GIVEN RECORDS
(begin)

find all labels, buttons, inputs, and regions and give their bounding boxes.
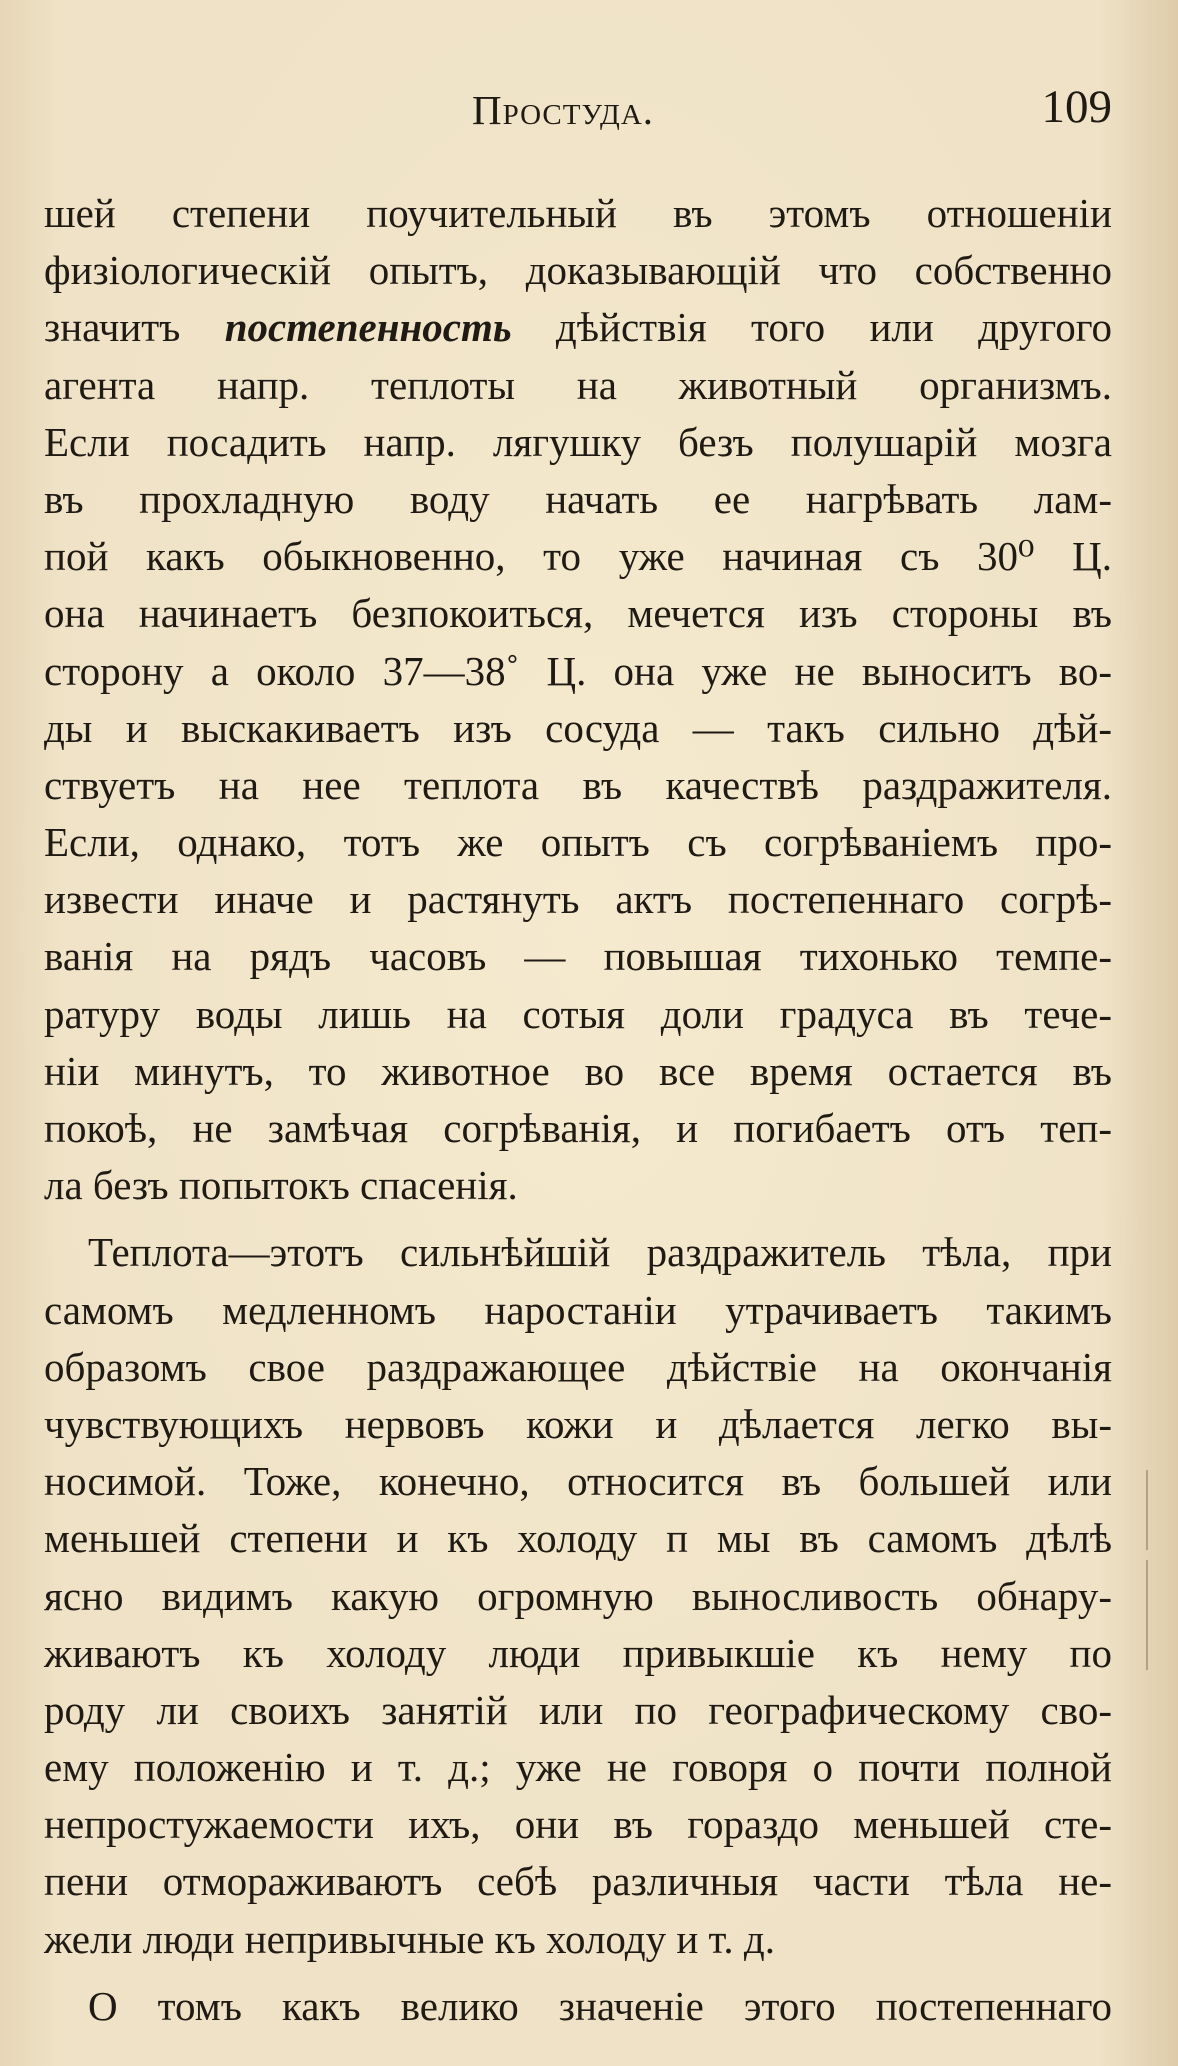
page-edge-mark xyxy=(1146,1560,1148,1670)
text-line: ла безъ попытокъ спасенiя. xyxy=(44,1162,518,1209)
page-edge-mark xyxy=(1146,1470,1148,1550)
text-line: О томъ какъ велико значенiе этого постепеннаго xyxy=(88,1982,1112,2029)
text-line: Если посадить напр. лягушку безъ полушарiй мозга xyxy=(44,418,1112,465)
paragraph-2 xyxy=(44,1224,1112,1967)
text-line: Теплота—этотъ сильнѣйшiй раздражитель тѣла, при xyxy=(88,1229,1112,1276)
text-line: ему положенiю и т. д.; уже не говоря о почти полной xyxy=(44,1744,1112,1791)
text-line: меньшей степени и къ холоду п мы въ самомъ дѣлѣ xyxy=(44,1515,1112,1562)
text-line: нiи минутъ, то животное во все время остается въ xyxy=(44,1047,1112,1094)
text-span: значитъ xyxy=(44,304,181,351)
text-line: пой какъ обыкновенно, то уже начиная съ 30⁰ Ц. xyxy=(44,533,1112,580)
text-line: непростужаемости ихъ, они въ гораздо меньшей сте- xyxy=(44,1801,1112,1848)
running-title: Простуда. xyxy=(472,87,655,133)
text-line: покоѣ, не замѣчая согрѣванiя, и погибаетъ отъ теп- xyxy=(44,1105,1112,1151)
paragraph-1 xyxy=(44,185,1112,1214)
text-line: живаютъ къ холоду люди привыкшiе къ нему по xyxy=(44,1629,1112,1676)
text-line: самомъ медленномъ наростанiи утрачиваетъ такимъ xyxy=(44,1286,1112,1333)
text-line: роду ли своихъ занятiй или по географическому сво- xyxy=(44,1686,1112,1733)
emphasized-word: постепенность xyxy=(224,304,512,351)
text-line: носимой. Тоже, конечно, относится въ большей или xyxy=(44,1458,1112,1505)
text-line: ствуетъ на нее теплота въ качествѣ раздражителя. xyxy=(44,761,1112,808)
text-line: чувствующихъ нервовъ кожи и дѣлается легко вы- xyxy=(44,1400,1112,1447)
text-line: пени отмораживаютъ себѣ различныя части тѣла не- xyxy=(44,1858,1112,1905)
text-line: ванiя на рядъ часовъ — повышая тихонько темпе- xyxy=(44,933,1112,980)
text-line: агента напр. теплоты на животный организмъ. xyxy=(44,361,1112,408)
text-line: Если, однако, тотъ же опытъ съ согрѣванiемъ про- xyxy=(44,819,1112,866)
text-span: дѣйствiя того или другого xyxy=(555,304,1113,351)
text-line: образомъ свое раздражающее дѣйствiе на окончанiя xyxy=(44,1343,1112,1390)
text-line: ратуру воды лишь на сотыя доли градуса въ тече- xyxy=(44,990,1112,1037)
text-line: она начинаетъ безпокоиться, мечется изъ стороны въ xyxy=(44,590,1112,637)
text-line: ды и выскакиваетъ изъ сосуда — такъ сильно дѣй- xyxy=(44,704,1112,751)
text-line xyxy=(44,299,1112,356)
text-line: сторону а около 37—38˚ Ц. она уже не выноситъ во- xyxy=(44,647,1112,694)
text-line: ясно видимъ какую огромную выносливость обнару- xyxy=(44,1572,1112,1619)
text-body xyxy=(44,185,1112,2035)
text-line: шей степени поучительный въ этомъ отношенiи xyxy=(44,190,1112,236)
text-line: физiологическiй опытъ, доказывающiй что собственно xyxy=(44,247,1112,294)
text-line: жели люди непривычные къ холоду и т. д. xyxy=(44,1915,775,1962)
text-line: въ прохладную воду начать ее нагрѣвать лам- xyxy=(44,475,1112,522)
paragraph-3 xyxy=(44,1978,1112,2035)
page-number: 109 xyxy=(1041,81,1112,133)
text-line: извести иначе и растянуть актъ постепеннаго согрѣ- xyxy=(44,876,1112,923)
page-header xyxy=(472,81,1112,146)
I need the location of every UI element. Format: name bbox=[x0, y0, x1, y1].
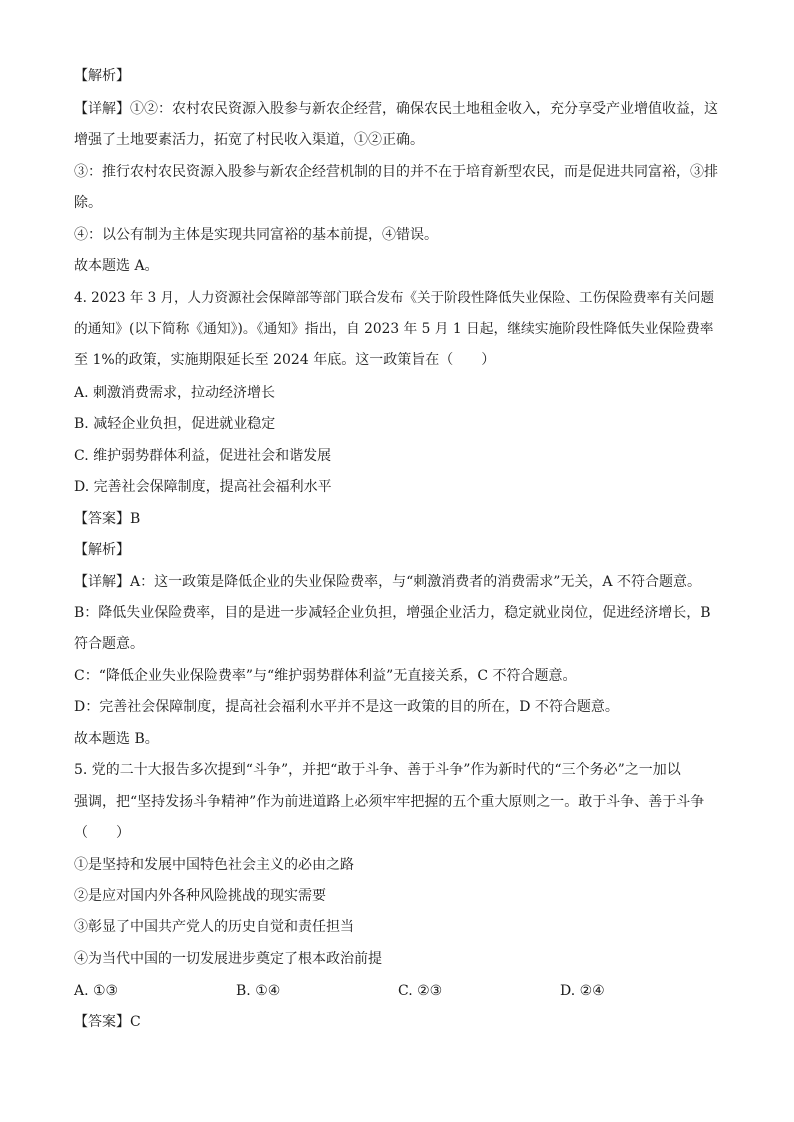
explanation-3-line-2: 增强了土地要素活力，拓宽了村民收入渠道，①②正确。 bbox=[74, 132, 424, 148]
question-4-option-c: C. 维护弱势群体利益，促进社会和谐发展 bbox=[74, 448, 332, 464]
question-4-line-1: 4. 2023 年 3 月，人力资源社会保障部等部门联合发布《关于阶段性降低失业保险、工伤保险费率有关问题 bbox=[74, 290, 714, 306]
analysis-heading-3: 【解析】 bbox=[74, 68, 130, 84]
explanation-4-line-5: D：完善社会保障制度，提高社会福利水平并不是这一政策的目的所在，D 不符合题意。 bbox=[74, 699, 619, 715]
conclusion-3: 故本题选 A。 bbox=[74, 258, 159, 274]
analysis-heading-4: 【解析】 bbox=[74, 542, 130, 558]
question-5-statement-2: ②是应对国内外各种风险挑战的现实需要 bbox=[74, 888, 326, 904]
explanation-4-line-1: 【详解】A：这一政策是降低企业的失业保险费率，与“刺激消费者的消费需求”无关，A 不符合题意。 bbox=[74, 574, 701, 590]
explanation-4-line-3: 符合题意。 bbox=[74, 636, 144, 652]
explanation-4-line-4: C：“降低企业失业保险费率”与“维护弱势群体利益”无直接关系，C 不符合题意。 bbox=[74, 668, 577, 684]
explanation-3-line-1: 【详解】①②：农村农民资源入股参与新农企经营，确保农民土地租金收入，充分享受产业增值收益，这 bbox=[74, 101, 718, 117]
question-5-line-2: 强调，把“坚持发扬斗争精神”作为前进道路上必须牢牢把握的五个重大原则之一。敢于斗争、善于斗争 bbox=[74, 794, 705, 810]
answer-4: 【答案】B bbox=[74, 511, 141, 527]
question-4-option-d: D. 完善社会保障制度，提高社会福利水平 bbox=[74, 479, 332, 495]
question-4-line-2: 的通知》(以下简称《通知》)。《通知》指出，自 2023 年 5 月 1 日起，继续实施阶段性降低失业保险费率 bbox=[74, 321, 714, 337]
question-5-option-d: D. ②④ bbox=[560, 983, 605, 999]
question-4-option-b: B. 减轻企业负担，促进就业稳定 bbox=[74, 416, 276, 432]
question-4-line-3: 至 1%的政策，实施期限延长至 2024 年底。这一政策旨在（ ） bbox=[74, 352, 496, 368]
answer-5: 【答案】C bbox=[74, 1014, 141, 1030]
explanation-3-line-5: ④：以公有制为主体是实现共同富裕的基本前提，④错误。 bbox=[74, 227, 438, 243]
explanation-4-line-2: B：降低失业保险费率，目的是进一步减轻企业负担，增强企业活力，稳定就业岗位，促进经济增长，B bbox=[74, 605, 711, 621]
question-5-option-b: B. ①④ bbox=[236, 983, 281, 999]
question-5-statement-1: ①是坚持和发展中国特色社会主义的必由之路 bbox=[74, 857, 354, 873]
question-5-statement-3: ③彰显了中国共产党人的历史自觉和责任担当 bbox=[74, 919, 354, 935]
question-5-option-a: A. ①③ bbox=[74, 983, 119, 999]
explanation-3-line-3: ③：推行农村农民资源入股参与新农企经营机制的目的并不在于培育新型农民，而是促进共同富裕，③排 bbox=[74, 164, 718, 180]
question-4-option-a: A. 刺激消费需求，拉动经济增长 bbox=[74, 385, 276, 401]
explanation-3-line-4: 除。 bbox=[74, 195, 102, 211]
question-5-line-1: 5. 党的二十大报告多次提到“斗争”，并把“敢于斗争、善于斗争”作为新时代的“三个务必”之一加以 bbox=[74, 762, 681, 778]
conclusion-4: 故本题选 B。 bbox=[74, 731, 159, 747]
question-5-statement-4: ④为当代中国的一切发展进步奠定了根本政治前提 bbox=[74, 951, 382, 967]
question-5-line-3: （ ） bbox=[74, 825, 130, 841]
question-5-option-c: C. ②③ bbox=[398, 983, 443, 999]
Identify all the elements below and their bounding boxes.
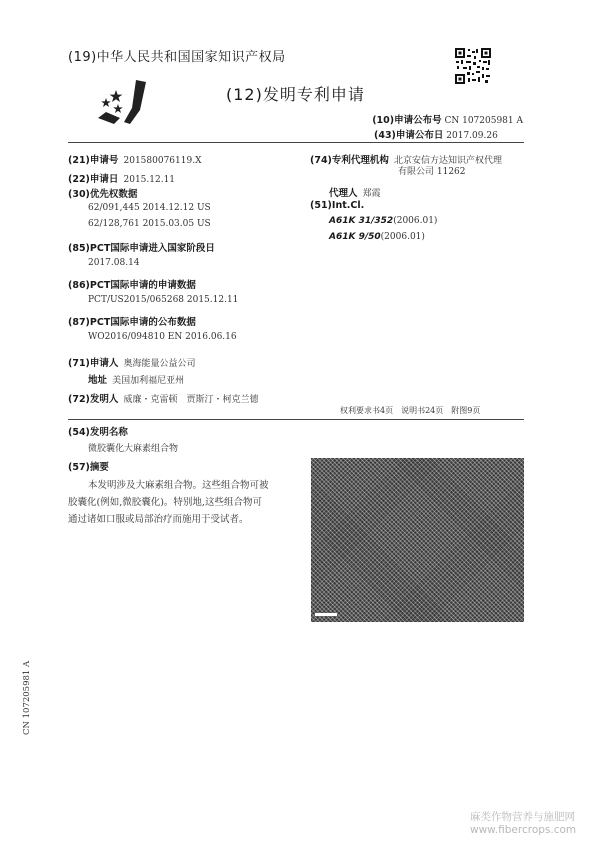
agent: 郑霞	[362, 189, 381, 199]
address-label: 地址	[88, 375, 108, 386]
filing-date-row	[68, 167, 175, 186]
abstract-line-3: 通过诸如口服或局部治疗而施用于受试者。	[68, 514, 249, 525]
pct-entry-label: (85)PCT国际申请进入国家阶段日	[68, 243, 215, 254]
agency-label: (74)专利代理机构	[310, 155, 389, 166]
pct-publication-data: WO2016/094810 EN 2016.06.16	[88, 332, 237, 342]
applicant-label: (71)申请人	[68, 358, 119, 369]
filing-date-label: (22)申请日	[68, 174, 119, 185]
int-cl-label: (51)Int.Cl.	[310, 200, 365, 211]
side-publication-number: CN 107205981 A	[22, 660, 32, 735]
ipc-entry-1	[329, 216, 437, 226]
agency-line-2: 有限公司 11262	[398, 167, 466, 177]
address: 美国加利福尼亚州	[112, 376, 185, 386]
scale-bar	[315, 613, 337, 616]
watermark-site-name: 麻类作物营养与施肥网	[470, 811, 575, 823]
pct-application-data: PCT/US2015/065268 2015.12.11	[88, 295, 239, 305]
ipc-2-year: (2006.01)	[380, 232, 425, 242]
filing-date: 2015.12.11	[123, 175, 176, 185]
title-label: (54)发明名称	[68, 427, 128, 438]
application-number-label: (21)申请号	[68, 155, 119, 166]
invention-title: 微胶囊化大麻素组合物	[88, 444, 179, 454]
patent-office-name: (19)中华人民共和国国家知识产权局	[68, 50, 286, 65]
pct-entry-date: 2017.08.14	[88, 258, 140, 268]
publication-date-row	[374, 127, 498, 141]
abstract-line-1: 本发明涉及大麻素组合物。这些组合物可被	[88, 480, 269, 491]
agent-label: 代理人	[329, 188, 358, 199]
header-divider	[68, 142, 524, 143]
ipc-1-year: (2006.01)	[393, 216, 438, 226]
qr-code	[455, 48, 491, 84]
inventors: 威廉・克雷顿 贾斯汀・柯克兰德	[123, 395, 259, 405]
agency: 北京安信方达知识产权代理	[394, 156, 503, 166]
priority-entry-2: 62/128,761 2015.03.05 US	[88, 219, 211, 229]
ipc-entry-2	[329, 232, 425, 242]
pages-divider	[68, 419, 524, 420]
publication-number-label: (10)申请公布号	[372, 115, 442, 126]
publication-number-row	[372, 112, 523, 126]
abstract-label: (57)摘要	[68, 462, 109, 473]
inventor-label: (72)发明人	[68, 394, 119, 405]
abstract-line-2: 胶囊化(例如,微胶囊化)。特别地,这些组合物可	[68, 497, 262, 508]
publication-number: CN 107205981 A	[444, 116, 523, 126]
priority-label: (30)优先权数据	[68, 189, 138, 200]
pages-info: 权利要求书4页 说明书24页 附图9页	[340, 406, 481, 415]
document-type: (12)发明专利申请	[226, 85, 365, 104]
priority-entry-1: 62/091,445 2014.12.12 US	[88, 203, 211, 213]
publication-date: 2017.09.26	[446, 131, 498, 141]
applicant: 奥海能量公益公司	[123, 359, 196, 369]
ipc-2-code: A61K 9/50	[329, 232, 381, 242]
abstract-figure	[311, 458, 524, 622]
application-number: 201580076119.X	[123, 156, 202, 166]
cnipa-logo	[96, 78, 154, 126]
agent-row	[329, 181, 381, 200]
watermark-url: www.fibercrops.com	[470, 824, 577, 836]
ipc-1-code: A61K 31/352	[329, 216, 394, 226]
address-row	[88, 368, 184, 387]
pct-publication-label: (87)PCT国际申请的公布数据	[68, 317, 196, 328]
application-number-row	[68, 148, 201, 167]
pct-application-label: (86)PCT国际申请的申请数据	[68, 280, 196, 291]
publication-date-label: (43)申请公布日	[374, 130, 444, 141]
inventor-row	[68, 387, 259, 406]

(end)

Please copy the entries word for word, starting with the line that contains "189, 381, 199]" and going on through the line that contains "156, 503, 166]".

RESULT OF THE TASK
agent: 郑霞	[362, 189, 381, 199]
address-label: 地址	[88, 375, 108, 386]
filing-date-row	[68, 167, 175, 186]
abstract-line-3: 通过诸如口服或局部治疗而施用于受试者。	[68, 514, 249, 525]
pct-entry-label: (85)PCT国际申请进入国家阶段日	[68, 243, 215, 254]
agency-label: (74)专利代理机构	[310, 155, 389, 166]
pct-publication-data: WO2016/094810 EN 2016.06.16	[88, 332, 237, 342]
applicant-label: (71)申请人	[68, 358, 119, 369]
filing-date-label: (22)申请日	[68, 174, 119, 185]
int-cl-label: (51)Int.Cl.	[310, 200, 365, 211]
side-publication-number: CN 107205981 A	[22, 660, 32, 735]
ipc-entry-1	[329, 216, 437, 226]
agency-line-2: 有限公司 11262	[398, 167, 466, 177]
address: 美国加利福尼亚州	[112, 376, 185, 386]
scale-bar	[315, 613, 337, 616]
watermark-site-name: 麻类作物营养与施肥网	[470, 811, 575, 823]
pct-application-data: PCT/US2015/065268 2015.12.11	[88, 295, 239, 305]
ipc-2-year: (2006.01)	[380, 232, 425, 242]
filing-date: 2015.12.11	[123, 175, 176, 185]
title-label: (54)发明名称	[68, 427, 128, 438]
application-number-label: (21)申请号	[68, 155, 119, 166]
invention-title: 微胶囊化大麻素组合物	[88, 444, 179, 454]
patent-office-name: (19)中华人民共和国国家知识产权局	[68, 50, 286, 65]
pct-entry-date: 2017.08.14	[88, 258, 140, 268]
publication-date-row	[374, 127, 498, 141]
abstract-line-1: 本发明涉及大麻素组合物。这些组合物可被	[88, 480, 269, 491]
agent-label: 代理人	[329, 188, 358, 199]
header-divider	[68, 142, 524, 143]
ipc-1-year: (2006.01)	[393, 216, 438, 226]
qr-code	[455, 48, 491, 84]
inventors: 威廉・克雷顿 贾斯汀・柯克兰德	[123, 395, 259, 405]
agency: 北京安信方达知识产权代理	[394, 156, 503, 166]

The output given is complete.